> Job
What follows is a set of entries. Give them again exactly, without the pictures.

[Saved entries]

_ _ _ _

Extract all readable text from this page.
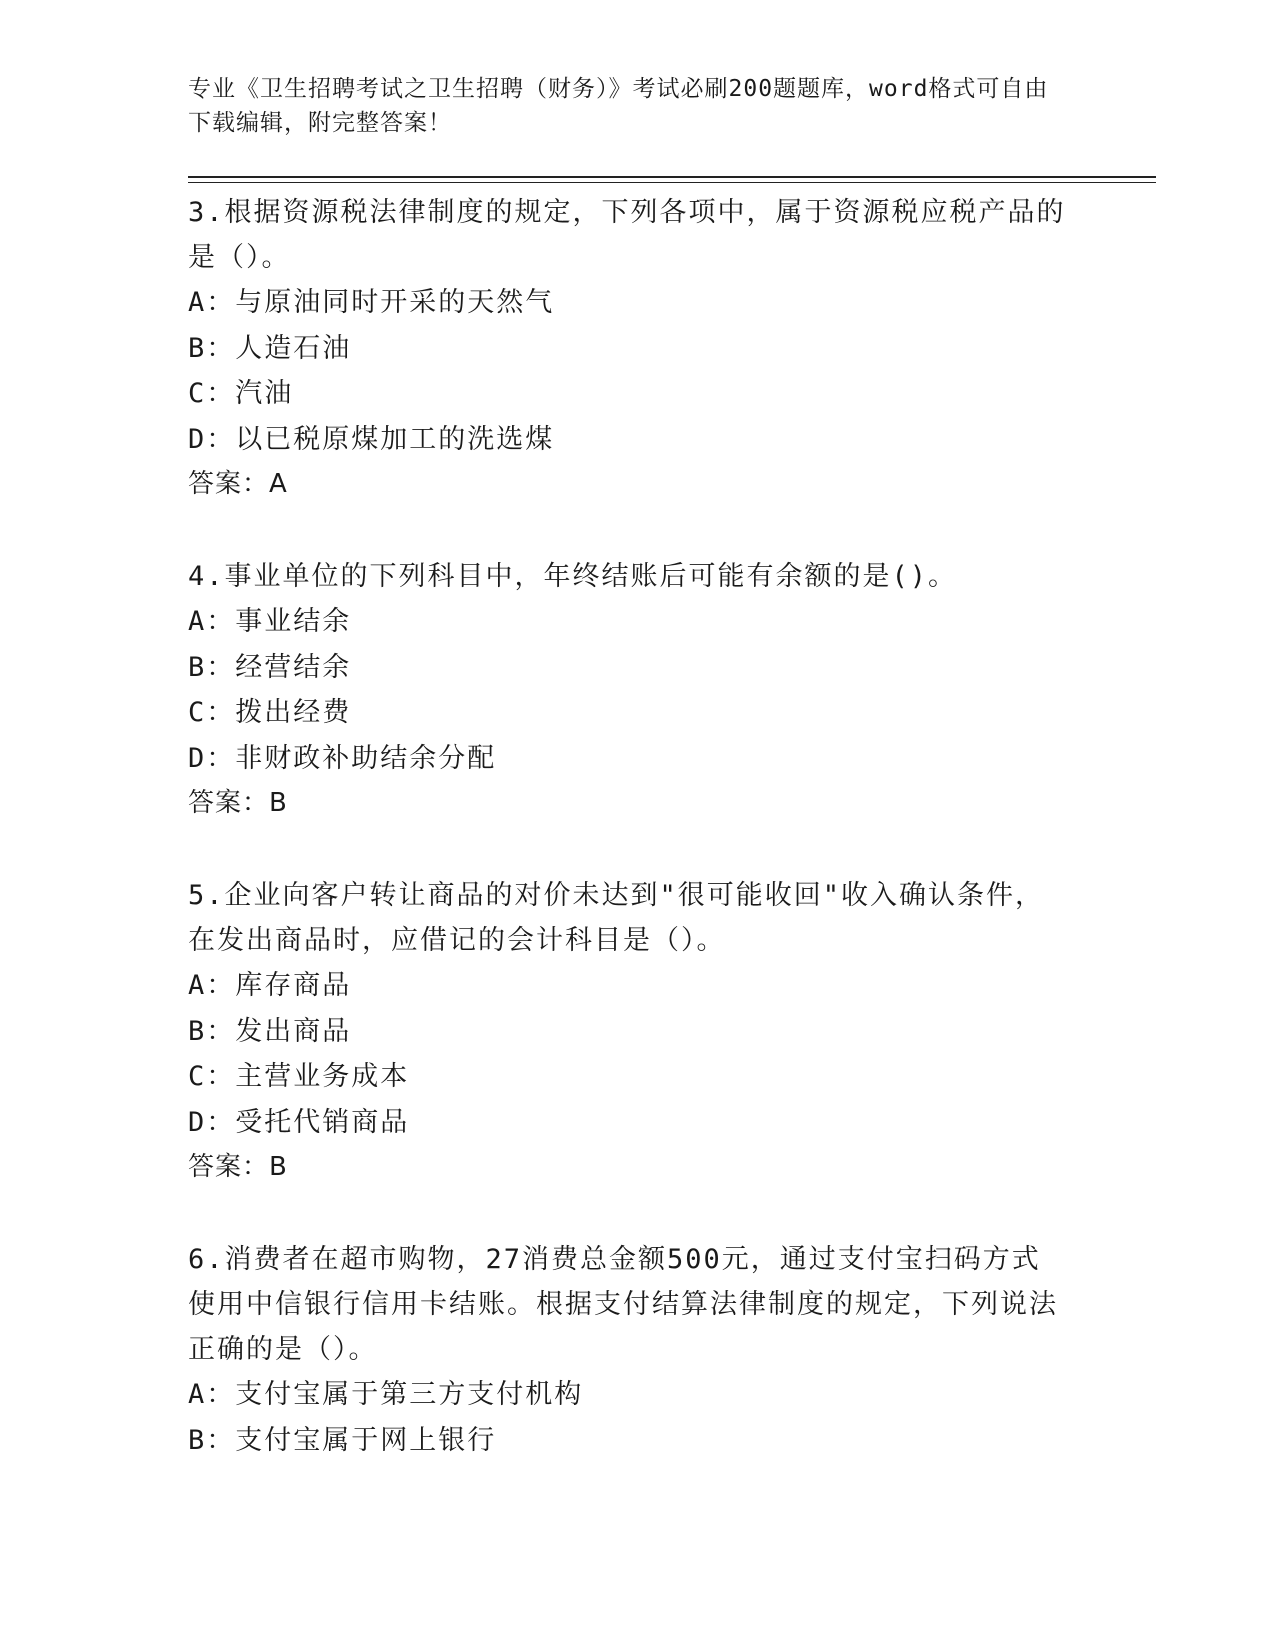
专业《卫生招聘考试之卫生招聘（财务）》考试必刷200题题库，word格式可自由下载编辑，附完整答案！

3.根据资源税法律制度的规定，下列各项中，属于资源税应税产品的是（）。

A：与原油同时开采的天然气

B：人造石油

C：汽油

D：以已税原煤加工的洗选煤

答案：A

4.事业单位的下列科目中，年终结账后可能有余额的是()。

A：事业结余

B：经营结余

C：拨出经费

D：非财政补助结余分配

答案：B

5.企业向客户转让商品的对价未达到"很可能收回"收入确认条件，在发出商品时，应借记的会计科目是（）。

A：库存商品

B：发出商品

C：主营业务成本

D：受托代销商品

答案：B

6.消费者在超市购物，27消费总金额500元，通过支付宝扫码方式使用中信银行信用卡结账。根据支付结算法律制度的规定，下列说法正确的是（）。

A：支付宝属于第三方支付机构

B：支付宝属于网上银行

_ _ _ _

> The answer
Extract all readable text from this page.
专业《卫生招聘考试之卫生招聘（财务）》考试必刷200题题库，word格式可自由下载编辑，附完整答案！

3.根据资源税法律制度的规定，下列各项中，属于资源税应税产品的是（）。

A：与原油同时开采的天然气

B：人造石油

C：汽油

D：以已税原煤加工的洗选煤

答案：A

4.事业单位的下列科目中，年终结账后可能有余额的是()。

A：事业结余

B：经营结余

C：拨出经费

D：非财政补助结余分配

答案：B

5.企业向客户转让商品的对价未达到"很可能收回"收入确认条件，在发出商品时，应借记的会计科目是（）。

A：库存商品

B：发出商品

C：主营业务成本

D：受托代销商品

答案：B

6.消费者在超市购物，27消费总金额500元，通过支付宝扫码方式使用中信银行信用卡结账。根据支付结算法律制度的规定，下列说法正确的是（）。

A：支付宝属于第三方支付机构

B：支付宝属于网上银行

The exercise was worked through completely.